(Stored data entries)
========================

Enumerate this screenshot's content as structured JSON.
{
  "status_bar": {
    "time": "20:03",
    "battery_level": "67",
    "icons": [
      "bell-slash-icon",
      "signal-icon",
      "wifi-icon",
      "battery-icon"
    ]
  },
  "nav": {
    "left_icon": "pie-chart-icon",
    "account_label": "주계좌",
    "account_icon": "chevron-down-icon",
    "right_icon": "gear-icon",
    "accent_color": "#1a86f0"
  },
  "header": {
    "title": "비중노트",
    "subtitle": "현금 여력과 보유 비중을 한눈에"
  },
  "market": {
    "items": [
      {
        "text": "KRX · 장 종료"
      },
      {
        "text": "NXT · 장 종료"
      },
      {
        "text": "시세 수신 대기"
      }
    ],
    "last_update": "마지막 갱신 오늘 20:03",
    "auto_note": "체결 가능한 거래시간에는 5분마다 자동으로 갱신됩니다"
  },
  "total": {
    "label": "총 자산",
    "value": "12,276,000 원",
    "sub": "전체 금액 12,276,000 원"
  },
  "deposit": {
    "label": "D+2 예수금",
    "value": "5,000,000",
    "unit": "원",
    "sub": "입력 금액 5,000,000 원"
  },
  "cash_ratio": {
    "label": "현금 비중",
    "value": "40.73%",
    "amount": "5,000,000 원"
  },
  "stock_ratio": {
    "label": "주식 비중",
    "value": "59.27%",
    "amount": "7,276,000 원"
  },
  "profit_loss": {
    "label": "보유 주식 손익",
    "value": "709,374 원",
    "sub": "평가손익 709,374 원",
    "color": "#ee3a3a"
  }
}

========================

■ Requirements
Reproduce the listing above word for word.

■ The completed task
Enumerate this screenshot's content as structured JSON.
{
  "status_bar": {
    "time": "20:03",
    "battery_level": "67",
    "icons": [
      "bell-slash-icon",
      "signal-icon",
      "wifi-icon",
      "battery-icon"
    ]
  },
  "nav": {
    "left_icon": "pie-chart-icon",
    "account_label": "주계좌",
    "account_icon": "chevron-down-icon",
    "right_icon": "gear-icon",
    "accent_color": "#1a86f0"
  },
  "header": {
    "title": "비중노트",
    "subtitle": "현금 여력과 보유 비중을 한눈에"
  },
  "market": {
    "items": [
      {
        "text": "KRX · 장 종료"
      },
      {
        "text": "NXT · 장 종료"
      },
      {
        "text": "시세 수신 대기"
      }
    ],
    "last_update": "마지막 갱신 오늘 20:03",
    "auto_note": "체결 가능한 거래시간에는 5분마다 자동으로 갱신됩니다"
  },
  "total": {
    "label": "총 자산",
    "value": "12,276,000 원",
    "sub": "전체 금액 12,276,000 원"
  },
  "deposit": {
    "label": "D+2 예수금",
    "value": "5,000,000",
    "unit": "원",
    "sub": "입력 금액 5,000,000 원"
  },
  "cash_ratio": {
    "label": "현금 비중",
    "value": "40.73%",
    "amount": "5,000,000 원"
  },
  "stock_ratio": {
    "label": "주식 비중",
    "value": "59.27%",
    "amount": "7,276,000 원"
  },
  "profit_loss": {
    "label": "보유 주식 손익",
    "value": "709,374 원",
    "sub": "평가손익 709,374 원",
    "color": "#ee3a3a"
  }
}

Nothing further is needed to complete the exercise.